Records shown:
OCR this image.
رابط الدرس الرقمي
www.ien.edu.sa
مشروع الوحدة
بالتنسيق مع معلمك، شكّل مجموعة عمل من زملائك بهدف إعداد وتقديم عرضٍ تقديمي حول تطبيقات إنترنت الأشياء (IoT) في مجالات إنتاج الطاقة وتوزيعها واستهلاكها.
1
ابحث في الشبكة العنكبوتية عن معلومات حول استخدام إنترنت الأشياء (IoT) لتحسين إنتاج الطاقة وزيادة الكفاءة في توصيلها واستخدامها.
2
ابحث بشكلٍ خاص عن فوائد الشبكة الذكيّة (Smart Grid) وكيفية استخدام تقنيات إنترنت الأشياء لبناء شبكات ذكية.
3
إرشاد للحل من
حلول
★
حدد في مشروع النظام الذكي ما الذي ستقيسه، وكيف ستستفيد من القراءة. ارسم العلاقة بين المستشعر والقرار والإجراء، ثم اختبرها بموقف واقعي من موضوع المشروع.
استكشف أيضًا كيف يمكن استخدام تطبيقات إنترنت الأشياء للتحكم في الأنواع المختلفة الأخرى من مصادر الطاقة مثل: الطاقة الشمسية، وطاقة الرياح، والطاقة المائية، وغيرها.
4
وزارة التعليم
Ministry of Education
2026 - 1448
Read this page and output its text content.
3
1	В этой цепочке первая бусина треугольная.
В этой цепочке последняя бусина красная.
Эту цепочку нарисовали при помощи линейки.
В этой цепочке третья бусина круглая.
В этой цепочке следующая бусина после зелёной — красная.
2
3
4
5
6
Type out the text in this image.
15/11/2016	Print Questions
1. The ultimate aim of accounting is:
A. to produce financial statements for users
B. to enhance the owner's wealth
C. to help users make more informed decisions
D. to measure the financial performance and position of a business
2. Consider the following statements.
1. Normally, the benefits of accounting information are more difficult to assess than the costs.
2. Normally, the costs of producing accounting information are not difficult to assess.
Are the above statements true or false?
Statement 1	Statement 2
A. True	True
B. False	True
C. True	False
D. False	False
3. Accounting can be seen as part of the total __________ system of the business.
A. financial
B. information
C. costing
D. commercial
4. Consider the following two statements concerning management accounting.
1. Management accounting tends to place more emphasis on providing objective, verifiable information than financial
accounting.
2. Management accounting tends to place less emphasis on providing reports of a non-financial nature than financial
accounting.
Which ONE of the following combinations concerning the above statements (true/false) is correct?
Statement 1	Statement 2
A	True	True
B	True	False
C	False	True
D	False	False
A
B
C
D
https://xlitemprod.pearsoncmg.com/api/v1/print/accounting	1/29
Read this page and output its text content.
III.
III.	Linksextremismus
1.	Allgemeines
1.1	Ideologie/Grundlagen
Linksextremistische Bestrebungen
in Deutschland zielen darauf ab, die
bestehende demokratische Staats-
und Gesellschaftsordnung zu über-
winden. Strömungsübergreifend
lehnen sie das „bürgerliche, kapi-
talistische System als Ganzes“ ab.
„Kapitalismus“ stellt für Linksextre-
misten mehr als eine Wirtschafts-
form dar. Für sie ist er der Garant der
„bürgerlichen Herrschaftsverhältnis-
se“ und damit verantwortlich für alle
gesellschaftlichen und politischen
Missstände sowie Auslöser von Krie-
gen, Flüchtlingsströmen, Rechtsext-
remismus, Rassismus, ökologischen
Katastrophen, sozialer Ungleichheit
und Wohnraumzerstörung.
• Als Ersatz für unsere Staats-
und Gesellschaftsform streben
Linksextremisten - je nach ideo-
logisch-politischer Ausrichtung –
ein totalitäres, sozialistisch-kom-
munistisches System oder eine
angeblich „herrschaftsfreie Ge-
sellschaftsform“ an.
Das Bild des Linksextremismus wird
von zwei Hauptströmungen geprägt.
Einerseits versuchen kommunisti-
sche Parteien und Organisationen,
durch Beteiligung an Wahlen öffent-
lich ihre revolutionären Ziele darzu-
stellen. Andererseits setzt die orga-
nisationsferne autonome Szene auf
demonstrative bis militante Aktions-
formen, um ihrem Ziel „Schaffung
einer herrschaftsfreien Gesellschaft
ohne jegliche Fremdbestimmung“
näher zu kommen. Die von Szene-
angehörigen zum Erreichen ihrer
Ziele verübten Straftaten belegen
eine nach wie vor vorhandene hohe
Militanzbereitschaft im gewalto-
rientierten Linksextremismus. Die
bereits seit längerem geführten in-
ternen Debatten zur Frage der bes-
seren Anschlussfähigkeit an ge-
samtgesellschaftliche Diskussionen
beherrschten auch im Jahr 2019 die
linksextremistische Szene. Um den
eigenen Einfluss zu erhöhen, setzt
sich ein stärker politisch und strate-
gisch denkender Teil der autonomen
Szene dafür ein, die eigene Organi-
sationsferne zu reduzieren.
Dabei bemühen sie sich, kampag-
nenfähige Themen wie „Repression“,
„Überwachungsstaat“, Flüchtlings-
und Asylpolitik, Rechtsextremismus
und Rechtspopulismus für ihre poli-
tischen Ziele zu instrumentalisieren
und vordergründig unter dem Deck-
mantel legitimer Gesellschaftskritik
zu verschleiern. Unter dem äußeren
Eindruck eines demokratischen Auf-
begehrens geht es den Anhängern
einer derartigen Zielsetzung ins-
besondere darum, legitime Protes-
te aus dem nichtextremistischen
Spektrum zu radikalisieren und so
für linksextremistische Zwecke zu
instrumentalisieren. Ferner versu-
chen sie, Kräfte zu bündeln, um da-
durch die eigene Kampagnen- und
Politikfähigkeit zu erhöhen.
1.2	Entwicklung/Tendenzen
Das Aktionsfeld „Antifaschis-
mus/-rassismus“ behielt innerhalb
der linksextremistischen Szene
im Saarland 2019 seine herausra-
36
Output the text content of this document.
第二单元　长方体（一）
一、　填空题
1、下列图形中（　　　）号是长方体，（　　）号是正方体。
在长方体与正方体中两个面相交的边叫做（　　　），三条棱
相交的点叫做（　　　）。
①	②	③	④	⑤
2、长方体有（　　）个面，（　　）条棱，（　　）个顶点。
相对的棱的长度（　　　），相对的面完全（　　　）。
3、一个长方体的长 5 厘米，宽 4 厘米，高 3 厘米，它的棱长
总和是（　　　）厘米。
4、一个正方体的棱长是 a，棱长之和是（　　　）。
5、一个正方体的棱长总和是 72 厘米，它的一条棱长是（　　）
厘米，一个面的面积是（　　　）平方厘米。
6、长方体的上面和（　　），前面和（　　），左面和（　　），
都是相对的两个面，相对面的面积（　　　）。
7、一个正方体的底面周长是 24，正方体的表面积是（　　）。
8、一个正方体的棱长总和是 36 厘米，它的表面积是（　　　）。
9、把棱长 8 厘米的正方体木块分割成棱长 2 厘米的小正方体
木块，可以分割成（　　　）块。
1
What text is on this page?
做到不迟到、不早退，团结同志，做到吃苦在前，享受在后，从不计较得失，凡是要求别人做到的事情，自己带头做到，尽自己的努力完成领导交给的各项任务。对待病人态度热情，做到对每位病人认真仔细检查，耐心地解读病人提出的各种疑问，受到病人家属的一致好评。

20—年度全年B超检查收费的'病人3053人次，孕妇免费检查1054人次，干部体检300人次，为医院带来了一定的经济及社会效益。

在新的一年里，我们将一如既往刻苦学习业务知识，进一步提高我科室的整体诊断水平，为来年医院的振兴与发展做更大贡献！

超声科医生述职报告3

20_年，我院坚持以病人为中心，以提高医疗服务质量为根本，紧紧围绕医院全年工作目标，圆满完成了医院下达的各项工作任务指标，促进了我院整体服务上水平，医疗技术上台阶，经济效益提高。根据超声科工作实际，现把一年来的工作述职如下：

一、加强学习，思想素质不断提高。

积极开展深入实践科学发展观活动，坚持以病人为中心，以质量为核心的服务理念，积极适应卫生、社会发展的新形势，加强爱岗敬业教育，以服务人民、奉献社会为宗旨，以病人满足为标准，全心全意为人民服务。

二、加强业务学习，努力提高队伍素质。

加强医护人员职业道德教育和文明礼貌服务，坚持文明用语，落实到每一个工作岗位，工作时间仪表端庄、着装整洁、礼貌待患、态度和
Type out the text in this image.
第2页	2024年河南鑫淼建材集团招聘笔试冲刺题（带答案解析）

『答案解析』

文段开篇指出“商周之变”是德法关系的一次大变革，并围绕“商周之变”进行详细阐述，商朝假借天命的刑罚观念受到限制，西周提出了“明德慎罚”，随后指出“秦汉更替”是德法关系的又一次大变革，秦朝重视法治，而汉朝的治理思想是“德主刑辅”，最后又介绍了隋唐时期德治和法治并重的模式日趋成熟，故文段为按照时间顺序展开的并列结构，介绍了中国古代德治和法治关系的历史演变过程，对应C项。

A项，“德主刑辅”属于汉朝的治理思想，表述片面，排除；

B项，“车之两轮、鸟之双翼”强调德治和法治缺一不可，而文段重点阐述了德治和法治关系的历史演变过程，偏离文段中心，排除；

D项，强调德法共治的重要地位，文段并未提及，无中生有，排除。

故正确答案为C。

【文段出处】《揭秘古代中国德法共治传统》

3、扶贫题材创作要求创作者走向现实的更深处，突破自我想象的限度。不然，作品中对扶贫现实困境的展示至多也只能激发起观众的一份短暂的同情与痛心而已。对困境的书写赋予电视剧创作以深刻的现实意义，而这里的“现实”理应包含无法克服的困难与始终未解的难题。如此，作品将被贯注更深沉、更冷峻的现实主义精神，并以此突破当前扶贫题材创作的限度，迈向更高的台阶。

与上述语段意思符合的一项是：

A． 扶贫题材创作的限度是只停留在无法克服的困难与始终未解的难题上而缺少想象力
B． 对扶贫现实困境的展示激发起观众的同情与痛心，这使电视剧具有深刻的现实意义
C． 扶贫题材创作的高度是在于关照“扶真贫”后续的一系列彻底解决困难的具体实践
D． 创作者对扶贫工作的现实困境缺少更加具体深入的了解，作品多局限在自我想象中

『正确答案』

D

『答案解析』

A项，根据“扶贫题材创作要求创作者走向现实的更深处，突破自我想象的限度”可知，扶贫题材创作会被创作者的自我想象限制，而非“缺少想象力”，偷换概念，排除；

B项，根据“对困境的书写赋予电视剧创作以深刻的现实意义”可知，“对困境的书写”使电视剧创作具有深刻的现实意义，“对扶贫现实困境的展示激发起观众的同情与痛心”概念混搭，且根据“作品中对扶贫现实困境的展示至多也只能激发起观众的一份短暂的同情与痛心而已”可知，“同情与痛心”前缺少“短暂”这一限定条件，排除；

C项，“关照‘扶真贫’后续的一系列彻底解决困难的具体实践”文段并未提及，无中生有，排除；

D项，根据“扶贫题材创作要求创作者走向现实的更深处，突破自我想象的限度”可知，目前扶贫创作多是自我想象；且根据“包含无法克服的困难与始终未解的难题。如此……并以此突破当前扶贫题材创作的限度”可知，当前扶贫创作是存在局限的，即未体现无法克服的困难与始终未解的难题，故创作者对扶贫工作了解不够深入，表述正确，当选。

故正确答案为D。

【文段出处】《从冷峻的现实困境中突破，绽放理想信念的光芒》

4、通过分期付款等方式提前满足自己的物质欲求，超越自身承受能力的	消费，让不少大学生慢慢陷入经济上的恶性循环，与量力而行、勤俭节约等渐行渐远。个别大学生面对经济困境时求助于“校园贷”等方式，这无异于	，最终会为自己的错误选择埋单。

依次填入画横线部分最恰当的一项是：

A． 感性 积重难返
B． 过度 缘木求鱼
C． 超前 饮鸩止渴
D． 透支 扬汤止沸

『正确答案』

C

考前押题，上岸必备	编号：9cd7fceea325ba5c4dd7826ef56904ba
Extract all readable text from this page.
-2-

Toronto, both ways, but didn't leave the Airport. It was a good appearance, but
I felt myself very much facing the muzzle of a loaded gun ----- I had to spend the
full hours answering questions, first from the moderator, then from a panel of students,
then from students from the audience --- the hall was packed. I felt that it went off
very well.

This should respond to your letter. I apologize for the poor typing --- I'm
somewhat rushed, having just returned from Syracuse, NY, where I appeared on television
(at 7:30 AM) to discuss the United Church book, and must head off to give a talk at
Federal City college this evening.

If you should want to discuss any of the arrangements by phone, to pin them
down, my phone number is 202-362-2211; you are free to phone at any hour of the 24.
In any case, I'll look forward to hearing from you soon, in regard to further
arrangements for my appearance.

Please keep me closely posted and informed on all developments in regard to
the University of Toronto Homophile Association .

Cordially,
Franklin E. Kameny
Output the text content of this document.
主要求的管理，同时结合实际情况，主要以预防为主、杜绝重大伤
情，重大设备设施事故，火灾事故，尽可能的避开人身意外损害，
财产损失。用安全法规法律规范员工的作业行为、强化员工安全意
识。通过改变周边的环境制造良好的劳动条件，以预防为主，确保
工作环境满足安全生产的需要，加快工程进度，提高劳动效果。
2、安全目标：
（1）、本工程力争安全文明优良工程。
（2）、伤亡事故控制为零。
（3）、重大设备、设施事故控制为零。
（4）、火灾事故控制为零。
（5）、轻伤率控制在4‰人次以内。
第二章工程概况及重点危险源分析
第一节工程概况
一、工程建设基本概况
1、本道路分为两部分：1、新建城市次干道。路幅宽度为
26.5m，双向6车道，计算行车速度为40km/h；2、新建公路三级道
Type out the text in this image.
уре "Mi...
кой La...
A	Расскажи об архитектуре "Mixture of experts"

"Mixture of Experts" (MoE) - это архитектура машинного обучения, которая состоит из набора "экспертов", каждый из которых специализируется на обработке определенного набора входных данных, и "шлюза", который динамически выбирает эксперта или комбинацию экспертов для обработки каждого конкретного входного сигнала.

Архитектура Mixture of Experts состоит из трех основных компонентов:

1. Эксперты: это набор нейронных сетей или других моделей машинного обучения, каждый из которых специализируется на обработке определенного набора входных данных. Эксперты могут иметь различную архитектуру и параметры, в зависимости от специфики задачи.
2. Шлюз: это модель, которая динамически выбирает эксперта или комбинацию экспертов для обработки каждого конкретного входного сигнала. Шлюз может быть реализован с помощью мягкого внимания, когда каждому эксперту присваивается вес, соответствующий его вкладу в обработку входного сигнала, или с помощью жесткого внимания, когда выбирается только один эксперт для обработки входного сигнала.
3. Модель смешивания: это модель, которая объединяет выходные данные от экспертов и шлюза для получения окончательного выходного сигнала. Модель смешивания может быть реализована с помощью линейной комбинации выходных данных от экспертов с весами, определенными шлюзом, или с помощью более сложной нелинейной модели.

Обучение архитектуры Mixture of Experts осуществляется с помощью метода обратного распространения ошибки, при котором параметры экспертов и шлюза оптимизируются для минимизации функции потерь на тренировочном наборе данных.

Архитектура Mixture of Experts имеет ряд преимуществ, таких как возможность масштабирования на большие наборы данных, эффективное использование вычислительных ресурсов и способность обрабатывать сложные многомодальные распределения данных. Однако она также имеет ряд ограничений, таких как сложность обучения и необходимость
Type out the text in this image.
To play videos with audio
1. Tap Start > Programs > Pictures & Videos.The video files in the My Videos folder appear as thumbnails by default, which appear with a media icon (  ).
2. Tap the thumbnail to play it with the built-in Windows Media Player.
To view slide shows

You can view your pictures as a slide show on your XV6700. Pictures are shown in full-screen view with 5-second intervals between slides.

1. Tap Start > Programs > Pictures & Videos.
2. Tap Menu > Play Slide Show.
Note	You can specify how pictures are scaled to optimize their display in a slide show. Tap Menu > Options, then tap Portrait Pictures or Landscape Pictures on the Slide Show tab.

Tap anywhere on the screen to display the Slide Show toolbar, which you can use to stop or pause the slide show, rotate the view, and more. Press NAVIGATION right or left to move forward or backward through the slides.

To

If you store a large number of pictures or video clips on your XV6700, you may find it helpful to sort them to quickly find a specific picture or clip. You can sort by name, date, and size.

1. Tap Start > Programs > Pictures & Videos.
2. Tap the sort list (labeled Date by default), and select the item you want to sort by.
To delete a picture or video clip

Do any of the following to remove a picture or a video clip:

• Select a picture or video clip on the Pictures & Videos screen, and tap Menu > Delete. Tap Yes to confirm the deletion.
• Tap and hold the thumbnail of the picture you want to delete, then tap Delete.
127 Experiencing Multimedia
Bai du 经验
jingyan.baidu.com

Challenge: Find the lines above that include the string "discuss" and copy them.

Written solution:
(at 7:30 AM) to discuss the United Church book, and must head off to give a talk at
If you should want to discuss any of the arrangements by phone, to pin them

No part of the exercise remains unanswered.